To be done.
Check each line of the material below for "pagine", then copy the ones that contain it.

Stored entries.
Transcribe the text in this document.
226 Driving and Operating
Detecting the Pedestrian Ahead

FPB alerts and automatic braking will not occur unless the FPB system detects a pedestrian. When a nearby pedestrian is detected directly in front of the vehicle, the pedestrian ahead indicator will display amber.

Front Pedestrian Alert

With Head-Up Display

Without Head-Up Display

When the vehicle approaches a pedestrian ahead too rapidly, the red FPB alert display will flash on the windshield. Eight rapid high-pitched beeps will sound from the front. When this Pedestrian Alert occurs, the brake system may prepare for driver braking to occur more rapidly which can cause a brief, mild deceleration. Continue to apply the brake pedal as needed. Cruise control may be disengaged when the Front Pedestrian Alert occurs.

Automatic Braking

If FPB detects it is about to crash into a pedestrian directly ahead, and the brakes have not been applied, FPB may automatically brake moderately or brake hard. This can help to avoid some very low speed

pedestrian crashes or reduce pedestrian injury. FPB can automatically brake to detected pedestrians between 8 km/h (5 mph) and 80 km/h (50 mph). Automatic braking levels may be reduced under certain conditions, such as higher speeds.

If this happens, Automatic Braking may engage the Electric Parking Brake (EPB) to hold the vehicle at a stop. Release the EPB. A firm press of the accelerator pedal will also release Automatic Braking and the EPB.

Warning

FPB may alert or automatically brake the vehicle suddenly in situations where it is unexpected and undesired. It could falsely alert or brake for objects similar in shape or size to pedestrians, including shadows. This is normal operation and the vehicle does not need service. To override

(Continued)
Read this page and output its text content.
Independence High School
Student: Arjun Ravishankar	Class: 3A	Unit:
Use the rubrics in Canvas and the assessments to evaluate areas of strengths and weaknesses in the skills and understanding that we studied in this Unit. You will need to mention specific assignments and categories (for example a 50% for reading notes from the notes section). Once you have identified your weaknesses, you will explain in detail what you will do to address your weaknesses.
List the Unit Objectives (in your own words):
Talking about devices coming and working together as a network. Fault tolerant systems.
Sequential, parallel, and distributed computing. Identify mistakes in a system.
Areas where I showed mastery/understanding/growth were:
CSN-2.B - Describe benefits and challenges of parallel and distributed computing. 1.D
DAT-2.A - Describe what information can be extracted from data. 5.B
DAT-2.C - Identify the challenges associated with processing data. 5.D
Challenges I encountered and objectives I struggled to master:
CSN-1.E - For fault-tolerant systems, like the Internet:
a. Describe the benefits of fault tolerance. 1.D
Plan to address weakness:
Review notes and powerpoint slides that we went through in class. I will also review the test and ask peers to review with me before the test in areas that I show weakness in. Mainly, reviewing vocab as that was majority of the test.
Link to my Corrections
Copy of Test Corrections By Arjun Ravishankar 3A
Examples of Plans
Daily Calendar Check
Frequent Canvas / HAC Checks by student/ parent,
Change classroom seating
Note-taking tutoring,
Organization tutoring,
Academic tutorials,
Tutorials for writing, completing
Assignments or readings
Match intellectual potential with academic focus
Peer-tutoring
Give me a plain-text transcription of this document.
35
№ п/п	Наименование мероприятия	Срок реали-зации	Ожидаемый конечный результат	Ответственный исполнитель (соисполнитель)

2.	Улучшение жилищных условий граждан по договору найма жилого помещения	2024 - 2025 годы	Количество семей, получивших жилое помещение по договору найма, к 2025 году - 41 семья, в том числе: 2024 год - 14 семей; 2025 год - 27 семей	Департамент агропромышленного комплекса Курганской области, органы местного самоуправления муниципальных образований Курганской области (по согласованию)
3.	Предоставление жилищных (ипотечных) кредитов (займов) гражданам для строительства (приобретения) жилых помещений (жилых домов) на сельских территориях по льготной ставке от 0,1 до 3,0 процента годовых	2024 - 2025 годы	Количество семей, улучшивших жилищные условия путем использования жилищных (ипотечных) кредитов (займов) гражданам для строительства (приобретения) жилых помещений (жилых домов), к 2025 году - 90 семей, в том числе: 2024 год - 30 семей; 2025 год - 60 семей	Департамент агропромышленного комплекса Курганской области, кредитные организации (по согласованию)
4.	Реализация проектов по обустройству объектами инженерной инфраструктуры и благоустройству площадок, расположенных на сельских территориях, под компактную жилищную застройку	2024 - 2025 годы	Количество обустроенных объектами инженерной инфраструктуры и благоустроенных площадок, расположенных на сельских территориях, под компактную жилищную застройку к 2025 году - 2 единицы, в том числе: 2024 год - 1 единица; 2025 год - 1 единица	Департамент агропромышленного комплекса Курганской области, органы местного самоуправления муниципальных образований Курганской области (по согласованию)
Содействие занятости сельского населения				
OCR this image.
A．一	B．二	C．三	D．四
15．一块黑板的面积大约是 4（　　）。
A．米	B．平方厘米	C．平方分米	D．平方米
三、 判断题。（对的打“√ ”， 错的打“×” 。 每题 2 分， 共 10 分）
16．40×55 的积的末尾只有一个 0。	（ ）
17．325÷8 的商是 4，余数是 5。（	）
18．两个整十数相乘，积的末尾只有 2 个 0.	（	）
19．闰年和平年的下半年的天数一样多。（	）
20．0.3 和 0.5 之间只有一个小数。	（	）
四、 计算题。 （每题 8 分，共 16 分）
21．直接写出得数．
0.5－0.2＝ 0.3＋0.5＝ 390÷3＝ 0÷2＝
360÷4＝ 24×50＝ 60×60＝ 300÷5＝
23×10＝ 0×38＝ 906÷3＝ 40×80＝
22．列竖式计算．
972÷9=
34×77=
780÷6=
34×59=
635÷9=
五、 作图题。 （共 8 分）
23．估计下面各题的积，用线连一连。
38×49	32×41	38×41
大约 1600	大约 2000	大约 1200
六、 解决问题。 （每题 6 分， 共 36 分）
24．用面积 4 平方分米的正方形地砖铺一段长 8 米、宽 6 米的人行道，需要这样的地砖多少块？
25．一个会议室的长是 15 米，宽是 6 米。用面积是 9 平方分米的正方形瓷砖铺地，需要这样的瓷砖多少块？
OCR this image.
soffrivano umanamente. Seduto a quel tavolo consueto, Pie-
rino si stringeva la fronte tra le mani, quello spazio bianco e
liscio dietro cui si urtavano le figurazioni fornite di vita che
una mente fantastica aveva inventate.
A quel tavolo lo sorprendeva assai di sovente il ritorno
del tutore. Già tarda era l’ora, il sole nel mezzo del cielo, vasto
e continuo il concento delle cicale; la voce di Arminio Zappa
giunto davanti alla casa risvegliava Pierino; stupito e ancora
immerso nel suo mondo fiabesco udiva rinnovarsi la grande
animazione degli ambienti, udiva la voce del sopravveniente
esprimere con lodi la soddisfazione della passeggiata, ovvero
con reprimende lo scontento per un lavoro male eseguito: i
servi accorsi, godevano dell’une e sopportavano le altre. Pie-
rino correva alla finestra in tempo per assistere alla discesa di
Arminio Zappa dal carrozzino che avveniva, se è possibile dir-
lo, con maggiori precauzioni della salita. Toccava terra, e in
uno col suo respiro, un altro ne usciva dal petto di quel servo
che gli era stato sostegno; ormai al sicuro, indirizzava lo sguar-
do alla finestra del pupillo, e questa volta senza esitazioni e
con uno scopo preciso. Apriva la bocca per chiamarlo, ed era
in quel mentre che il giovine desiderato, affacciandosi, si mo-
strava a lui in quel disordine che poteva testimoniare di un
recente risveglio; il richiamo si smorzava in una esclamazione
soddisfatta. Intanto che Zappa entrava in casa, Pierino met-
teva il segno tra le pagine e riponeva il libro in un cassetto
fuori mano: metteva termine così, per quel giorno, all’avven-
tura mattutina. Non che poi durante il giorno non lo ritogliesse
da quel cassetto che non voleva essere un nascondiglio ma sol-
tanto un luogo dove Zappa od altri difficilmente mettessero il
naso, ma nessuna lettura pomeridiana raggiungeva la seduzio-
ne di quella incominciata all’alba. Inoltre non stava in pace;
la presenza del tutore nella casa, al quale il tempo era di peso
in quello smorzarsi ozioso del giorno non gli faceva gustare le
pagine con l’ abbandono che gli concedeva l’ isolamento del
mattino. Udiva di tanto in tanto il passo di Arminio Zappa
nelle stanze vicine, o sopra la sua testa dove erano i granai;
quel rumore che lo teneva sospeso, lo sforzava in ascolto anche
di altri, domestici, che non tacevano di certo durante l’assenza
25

Answer for this exercise.
teva il segno tra le pagine e riponeva il libro in un cassetto
pagine con l’ abbandono che gli concedeva l’ isolamento del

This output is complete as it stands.